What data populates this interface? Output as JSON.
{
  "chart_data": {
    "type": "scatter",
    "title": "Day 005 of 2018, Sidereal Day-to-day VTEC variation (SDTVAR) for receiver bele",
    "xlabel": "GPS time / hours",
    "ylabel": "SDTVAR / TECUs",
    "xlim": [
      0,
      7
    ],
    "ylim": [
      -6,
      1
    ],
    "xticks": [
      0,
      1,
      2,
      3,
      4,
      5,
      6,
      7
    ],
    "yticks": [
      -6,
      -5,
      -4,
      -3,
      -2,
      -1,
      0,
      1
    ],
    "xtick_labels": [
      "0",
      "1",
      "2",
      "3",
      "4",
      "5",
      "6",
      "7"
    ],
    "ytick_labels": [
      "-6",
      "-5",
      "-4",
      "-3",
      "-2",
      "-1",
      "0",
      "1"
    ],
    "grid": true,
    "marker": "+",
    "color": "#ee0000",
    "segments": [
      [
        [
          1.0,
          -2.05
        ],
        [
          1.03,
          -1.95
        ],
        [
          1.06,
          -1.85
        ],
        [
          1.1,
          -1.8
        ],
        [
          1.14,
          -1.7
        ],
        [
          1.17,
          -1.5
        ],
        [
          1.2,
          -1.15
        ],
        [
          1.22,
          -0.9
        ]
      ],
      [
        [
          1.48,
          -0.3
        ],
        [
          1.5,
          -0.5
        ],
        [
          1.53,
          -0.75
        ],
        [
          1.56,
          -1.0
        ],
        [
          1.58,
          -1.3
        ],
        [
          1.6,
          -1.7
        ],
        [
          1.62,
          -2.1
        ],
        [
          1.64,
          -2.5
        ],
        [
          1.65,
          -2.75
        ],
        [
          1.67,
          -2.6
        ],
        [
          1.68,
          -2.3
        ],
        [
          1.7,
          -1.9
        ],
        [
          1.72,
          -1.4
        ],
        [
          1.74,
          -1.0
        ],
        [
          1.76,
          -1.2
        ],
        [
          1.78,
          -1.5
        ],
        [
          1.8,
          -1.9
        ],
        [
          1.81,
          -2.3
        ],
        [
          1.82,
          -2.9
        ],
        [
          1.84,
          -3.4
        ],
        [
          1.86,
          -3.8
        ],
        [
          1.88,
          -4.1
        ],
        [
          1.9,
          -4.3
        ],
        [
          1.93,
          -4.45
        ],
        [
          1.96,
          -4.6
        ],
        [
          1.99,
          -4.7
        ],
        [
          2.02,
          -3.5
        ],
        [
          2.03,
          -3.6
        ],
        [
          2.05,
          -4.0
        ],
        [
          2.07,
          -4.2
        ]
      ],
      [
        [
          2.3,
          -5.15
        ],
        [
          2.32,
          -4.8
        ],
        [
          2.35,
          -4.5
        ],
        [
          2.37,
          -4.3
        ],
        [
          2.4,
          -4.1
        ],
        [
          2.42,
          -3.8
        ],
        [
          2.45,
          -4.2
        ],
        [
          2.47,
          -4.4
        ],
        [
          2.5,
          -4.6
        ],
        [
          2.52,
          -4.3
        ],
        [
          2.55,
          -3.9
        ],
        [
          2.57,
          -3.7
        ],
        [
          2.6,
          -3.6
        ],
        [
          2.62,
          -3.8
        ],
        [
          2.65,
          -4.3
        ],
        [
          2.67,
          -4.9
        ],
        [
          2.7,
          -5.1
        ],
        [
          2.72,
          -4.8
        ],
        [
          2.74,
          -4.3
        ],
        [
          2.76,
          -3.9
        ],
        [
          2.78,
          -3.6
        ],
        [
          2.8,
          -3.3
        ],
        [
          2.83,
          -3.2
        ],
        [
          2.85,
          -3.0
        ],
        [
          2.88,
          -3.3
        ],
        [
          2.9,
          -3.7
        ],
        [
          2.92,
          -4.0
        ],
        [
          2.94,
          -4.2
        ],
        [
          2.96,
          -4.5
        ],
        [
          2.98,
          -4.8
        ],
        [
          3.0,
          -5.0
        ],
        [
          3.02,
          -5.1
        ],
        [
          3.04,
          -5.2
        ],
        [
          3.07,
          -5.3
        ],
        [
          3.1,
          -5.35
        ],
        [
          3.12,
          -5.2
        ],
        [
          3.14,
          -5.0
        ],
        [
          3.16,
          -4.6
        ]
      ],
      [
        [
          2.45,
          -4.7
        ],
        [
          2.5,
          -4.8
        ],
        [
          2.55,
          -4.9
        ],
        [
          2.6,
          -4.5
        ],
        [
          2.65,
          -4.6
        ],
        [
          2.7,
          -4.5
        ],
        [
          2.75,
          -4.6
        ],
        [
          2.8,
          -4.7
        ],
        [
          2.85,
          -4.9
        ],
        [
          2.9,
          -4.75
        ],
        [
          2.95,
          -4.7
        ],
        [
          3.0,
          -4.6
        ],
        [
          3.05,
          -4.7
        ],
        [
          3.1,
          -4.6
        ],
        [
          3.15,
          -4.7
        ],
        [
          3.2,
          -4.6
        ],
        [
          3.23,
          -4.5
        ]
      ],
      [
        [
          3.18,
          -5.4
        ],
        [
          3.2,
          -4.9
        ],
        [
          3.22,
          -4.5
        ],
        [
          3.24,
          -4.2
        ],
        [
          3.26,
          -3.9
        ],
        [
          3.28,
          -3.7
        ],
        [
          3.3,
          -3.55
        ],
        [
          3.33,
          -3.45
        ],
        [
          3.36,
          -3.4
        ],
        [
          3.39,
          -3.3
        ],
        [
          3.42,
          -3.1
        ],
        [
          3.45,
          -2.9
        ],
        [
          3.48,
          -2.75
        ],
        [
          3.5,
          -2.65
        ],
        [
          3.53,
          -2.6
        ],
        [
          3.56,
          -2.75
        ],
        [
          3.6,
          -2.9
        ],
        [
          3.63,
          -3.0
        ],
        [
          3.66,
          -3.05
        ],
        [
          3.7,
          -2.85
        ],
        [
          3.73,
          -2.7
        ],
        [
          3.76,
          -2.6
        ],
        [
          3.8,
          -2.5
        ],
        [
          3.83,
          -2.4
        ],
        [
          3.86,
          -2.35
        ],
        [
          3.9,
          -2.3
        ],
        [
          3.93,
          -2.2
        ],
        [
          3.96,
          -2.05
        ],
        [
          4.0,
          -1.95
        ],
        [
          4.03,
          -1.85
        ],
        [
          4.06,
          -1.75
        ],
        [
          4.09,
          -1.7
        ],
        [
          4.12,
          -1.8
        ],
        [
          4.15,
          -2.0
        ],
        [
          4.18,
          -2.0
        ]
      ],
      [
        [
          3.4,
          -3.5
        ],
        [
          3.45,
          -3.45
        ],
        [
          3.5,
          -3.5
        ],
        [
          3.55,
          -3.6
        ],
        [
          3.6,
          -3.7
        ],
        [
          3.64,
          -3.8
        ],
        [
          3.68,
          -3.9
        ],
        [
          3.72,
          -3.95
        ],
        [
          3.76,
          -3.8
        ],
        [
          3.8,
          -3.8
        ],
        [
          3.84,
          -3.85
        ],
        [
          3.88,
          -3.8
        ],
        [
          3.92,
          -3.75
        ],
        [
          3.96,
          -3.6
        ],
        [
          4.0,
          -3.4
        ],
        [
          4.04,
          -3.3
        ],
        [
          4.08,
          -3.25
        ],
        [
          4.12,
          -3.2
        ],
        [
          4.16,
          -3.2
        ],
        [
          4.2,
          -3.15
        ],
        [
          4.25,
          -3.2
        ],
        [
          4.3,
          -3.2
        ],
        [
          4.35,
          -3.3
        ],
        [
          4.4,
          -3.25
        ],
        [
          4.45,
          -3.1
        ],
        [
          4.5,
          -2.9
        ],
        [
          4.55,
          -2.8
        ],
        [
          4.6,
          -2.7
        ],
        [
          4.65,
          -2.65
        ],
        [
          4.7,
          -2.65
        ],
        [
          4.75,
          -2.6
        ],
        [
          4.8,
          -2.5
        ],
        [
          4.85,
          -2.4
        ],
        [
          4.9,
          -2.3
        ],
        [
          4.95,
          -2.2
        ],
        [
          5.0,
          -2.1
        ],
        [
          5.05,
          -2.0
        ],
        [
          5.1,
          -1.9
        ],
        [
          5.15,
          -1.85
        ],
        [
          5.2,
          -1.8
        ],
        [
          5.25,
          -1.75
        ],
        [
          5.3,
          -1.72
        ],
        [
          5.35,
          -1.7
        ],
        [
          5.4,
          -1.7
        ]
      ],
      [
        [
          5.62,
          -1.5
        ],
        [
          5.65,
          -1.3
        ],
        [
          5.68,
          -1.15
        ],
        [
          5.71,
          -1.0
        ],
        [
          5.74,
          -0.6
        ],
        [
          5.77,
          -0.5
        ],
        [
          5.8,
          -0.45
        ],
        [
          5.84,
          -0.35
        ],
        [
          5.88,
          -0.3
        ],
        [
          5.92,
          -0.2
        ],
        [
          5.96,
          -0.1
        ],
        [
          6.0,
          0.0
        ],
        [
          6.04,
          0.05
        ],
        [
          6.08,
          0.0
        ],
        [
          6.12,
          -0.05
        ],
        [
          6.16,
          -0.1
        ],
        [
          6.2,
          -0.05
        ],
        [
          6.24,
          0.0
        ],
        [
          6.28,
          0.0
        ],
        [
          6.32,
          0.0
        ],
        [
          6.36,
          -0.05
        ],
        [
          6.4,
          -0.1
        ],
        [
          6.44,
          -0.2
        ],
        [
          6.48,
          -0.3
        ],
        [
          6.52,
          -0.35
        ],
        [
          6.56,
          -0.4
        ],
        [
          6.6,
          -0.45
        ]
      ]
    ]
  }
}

> SET PROBLEM: Note each line of the entries that has "SDTVAR" in it, and copy those lines.

> TASK RESPONSE:
    "title": "Day 005 of 2018, Sidereal Day-to-day VTEC variation (SDTVAR) for receiver bele",
    "ylabel": "SDTVAR / TECUs",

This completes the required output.